→ **TASK DESCRIPTION**: Work through the data below line by line and say how many lines hold "jenis"; give only the number.

→ **RAW DATA**:
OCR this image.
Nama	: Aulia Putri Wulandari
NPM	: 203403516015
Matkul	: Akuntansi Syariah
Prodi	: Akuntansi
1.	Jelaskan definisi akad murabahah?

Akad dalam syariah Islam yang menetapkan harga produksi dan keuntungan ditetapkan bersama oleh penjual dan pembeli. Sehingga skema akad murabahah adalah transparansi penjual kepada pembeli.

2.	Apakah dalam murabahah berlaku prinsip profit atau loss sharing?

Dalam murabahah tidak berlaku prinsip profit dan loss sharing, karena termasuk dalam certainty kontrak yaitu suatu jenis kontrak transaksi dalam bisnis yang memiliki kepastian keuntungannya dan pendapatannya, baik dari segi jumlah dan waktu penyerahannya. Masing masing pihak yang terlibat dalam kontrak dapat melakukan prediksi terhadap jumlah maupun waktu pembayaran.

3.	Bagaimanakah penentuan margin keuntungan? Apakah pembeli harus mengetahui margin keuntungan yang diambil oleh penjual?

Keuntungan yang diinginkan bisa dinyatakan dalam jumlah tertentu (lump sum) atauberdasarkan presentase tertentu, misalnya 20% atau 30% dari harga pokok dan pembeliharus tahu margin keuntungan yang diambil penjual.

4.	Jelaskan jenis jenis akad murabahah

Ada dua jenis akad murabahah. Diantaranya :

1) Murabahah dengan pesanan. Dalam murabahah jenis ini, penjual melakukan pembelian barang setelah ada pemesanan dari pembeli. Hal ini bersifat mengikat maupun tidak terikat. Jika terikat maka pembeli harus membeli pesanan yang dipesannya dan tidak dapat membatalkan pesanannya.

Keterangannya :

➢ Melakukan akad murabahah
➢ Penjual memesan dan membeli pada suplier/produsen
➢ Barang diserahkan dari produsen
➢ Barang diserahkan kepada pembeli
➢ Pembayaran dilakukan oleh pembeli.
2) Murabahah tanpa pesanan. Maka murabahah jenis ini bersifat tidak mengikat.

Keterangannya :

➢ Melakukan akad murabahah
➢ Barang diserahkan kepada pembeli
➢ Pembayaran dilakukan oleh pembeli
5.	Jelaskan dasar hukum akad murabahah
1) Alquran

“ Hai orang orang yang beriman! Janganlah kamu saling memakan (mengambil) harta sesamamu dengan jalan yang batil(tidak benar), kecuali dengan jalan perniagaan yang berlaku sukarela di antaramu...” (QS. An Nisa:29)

→ **WORKED ANSWER**: 5